(STATED GOAL): Below is a set of records; restate each one word for word.

(LISTED RECORDS):
==========

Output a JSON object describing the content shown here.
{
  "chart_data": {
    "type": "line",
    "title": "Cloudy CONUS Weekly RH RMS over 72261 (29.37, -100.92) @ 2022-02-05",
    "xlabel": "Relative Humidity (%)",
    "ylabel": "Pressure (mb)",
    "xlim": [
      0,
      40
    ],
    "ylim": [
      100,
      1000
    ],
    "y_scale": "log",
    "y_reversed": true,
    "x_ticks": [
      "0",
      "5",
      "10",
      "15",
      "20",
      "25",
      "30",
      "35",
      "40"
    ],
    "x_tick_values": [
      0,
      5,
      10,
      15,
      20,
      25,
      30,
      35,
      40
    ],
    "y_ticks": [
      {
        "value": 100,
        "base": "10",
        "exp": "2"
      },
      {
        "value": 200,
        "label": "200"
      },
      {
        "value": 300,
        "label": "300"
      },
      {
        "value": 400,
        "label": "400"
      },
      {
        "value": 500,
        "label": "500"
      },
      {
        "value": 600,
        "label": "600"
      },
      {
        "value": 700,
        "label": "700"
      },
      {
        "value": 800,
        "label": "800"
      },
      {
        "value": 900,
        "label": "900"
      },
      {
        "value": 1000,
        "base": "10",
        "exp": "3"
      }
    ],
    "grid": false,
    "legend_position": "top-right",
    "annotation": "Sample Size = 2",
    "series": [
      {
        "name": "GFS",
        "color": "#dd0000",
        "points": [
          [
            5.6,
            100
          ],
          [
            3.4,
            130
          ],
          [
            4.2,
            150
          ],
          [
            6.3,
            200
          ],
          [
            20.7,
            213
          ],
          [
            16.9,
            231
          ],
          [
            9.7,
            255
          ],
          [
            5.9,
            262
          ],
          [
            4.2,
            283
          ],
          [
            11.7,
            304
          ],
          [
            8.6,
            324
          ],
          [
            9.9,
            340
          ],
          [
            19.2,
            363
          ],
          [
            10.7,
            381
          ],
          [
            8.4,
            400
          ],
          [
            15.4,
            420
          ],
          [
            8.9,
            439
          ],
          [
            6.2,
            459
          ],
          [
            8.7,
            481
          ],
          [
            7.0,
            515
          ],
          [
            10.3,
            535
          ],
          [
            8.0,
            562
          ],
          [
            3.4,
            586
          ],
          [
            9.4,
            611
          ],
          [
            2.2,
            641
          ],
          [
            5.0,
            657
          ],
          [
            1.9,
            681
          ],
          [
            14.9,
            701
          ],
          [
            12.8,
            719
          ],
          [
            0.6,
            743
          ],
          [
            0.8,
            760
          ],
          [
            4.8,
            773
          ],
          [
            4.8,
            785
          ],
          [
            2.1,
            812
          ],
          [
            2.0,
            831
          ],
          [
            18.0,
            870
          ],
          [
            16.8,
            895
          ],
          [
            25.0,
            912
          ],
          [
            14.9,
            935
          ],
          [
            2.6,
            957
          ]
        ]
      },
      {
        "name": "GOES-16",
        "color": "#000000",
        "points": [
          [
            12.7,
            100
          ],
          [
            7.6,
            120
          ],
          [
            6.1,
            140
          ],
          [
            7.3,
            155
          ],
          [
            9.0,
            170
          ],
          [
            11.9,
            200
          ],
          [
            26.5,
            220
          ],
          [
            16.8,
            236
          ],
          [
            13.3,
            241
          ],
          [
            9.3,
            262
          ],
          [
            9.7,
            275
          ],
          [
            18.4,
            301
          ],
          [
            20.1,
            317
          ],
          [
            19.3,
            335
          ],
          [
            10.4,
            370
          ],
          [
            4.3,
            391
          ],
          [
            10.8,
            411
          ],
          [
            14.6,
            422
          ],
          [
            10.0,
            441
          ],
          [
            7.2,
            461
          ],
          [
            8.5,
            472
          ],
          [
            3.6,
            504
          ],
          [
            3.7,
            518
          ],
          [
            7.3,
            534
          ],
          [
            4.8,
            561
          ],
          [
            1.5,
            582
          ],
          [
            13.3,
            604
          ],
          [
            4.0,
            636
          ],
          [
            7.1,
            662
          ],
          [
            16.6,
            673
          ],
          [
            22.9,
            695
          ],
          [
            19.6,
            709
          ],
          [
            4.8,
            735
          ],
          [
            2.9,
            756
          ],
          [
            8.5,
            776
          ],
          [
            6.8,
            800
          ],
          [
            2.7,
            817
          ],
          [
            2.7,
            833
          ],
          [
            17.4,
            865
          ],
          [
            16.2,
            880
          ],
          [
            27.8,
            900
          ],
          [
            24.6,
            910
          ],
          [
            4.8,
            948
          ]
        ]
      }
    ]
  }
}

==========

(RESPONSE):
Output a JSON object describing the content shown here.
{
  "chart_data": {
    "type": "line",
    "title": "Cloudy CONUS Weekly RH RMS over 72261 (29.37, -100.92) @ 2022-02-05",
    "xlabel": "Relative Humidity (%)",
    "ylabel": "Pressure (mb)",
    "xlim": [
      0,
      40
    ],
    "ylim": [
      100,
      1000
    ],
    "y_scale": "log",
    "y_reversed": true,
    "x_ticks": [
      "0",
      "5",
      "10",
      "15",
      "20",
      "25",
      "30",
      "35",
      "40"
    ],
    "x_tick_values": [
      0,
      5,
      10,
      15,
      20,
      25,
      30,
      35,
      40
    ],
    "y_ticks": [
      {
        "value": 100,
        "base": "10",
        "exp": "2"
      },
      {
        "value": 200,
        "label": "200"
      },
      {
        "value": 300,
        "label": "300"
      },
      {
        "value": 400,
        "label": "400"
      },
      {
        "value": 500,
        "label": "500"
      },
      {
        "value": 600,
        "label": "600"
      },
      {
        "value": 700,
        "label": "700"
      },
      {
        "value": 800,
        "label": "800"
      },
      {
        "value": 900,
        "label": "900"
      },
      {
        "value": 1000,
        "base": "10",
        "exp": "3"
      }
    ],
    "grid": false,
    "legend_position": "top-right",
    "annotation": "Sample Size = 2",
    "series": [
      {
        "name": "GFS",
        "color": "#dd0000",
        "points": [
          [
            5.6,
            100
          ],
          [
            3.4,
            130
          ],
          [
            4.2,
            150
          ],
          [
            6.3,
            200
          ],
          [
            20.7,
            213
          ],
          [
            16.9,
            231
          ],
          [
            9.7,
            255
          ],
          [
            5.9,
            262
          ],
          [
            4.2,
            283
          ],
          [
            11.7,
            304
          ],
          [
            8.6,
            324
          ],
          [
            9.9,
            340
          ],
          [
            19.2,
            363
          ],
          [
            10.7,
            381
          ],
          [
            8.4,
            400
          ],
          [
            15.4,
            420
          ],
          [
            8.9,
            439
          ],
          [
            6.2,
            459
          ],
          [
            8.7,
            481
          ],
          [
            7.0,
            515
          ],
          [
            10.3,
            535
          ],
          [
            8.0,
            562
          ],
          [
            3.4,
            586
          ],
          [
            9.4,
            611
          ],
          [
            2.2,
            641
          ],
          [
            5.0,
            657
          ],
          [
            1.9,
            681
          ],
          [
            14.9,
            701
          ],
          [
            12.8,
            719
          ],
          [
            0.6,
            743
          ],
          [
            0.8,
            760
          ],
          [
            4.8,
            773
          ],
          [
            4.8,
            785
          ],
          [
            2.1,
            812
          ],
          [
            2.0,
            831
          ],
          [
            18.0,
            870
          ],
          [
            16.8,
            895
          ],
          [
            25.0,
            912
          ],
          [
            14.9,
            935
          ],
          [
            2.6,
            957
          ]
        ]
      },
      {
        "name": "GOES-16",
        "color": "#000000",
        "points": [
          [
            12.7,
            100
          ],
          [
            7.6,
            120
          ],
          [
            6.1,
            140
          ],
          [
            7.3,
            155
          ],
          [
            9.0,
            170
          ],
          [
            11.9,
            200
          ],
          [
            26.5,
            220
          ],
          [
            16.8,
            236
          ],
          [
            13.3,
            241
          ],
          [
            9.3,
            262
          ],
          [
            9.7,
            275
          ],
          [
            18.4,
            301
          ],
          [
            20.1,
            317
          ],
          [
            19.3,
            335
          ],
          [
            10.4,
            370
          ],
          [
            4.3,
            391
          ],
          [
            10.8,
            411
          ],
          [
            14.6,
            422
          ],
          [
            10.0,
            441
          ],
          [
            7.2,
            461
          ],
          [
            8.5,
            472
          ],
          [
            3.6,
            504
          ],
          [
            3.7,
            518
          ],
          [
            7.3,
            534
          ],
          [
            4.8,
            561
          ],
          [
            1.5,
            582
          ],
          [
            13.3,
            604
          ],
          [
            4.0,
            636
          ],
          [
            7.1,
            662
          ],
          [
            16.6,
            673
          ],
          [
            22.9,
            695
          ],
          [
            19.6,
            709
          ],
          [
            4.8,
            735
          ],
          [
            2.9,
            756
          ],
          [
            8.5,
            776
          ],
          [
            6.8,
            800
          ],
          [
            2.7,
            817
          ],
          [
            2.7,
            833
          ],
          [
            17.4,
            865
          ],
          [
            16.2,
            880
          ],
          [
            27.8,
            900
          ],
          [
            24.6,
            910
          ],
          [
            4.8,
            948
          ]
        ]
      }
    ]
  }
}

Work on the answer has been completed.